----- Extracted information

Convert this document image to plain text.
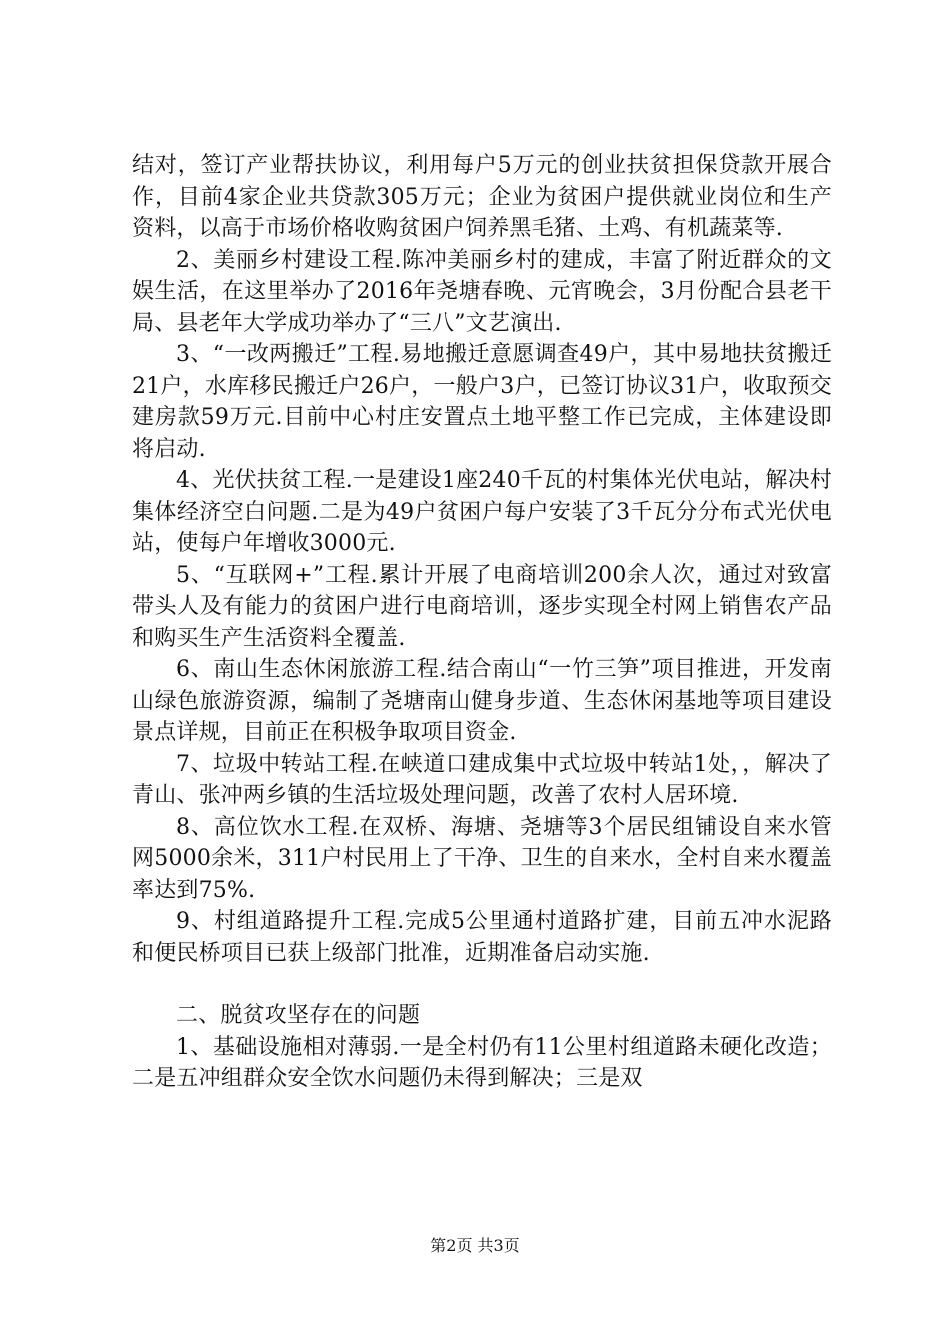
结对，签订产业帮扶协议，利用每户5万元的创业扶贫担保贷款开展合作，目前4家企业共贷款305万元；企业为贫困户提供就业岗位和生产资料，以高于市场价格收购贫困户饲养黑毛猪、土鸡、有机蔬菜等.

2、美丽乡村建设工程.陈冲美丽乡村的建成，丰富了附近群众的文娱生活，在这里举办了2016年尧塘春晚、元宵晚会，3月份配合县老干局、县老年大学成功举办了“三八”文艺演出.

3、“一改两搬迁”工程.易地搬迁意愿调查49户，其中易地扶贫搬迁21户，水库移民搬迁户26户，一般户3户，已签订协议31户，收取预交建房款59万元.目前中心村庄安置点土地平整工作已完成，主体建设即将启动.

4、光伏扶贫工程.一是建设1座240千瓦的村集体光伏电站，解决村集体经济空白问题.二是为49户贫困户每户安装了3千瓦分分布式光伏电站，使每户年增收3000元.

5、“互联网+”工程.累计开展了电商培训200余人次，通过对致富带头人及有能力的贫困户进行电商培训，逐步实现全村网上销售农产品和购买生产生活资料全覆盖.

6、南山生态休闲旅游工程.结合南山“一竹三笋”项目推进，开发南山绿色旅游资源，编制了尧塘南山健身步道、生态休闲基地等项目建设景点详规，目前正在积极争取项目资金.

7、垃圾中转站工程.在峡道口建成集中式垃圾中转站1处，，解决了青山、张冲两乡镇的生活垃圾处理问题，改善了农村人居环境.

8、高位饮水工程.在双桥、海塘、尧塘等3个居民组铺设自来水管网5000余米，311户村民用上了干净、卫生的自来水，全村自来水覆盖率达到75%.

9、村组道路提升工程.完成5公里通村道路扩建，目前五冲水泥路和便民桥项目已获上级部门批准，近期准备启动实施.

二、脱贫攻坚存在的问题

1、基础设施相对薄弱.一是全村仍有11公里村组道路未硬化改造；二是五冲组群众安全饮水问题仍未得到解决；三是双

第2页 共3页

----------

Write out the entries above word for word. Do not include the pictures.

• Solution to this problem:
Convert this document image to plain text.
结对，签订产业帮扶协议，利用每户5万元的创业扶贫担保贷款开展合作，目前4家企业共贷款305万元；企业为贫困户提供就业岗位和生产资料，以高于市场价格收购贫困户饲养黑毛猪、土鸡、有机蔬菜等.

2、美丽乡村建设工程.陈冲美丽乡村的建成，丰富了附近群众的文娱生活，在这里举办了2016年尧塘春晚、元宵晚会，3月份配合县老干局、县老年大学成功举办了“三八”文艺演出.

3、“一改两搬迁”工程.易地搬迁意愿调查49户，其中易地扶贫搬迁21户，水库移民搬迁户26户，一般户3户，已签订协议31户，收取预交建房款59万元.目前中心村庄安置点土地平整工作已完成，主体建设即将启动.

4、光伏扶贫工程.一是建设1座240千瓦的村集体光伏电站，解决村集体经济空白问题.二是为49户贫困户每户安装了3千瓦分分布式光伏电站，使每户年增收3000元.

5、“互联网+”工程.累计开展了电商培训200余人次，通过对致富带头人及有能力的贫困户进行电商培训，逐步实现全村网上销售农产品和购买生产生活资料全覆盖.

6、南山生态休闲旅游工程.结合南山“一竹三笋”项目推进，开发南山绿色旅游资源，编制了尧塘南山健身步道、生态休闲基地等项目建设景点详规，目前正在积极争取项目资金.

7、垃圾中转站工程.在峡道口建成集中式垃圾中转站1处，，解决了青山、张冲两乡镇的生活垃圾处理问题，改善了农村人居环境.

8、高位饮水工程.在双桥、海塘、尧塘等3个居民组铺设自来水管网5000余米，311户村民用上了干净、卫生的自来水，全村自来水覆盖率达到75%.

9、村组道路提升工程.完成5公里通村道路扩建，目前五冲水泥路和便民桥项目已获上级部门批准，近期准备启动实施.

二、脱贫攻坚存在的问题

1、基础设施相对薄弱.一是全村仍有11公里村组道路未硬化改造；二是五冲组群众安全饮水问题仍未得到解决；三是双

第2页 共3页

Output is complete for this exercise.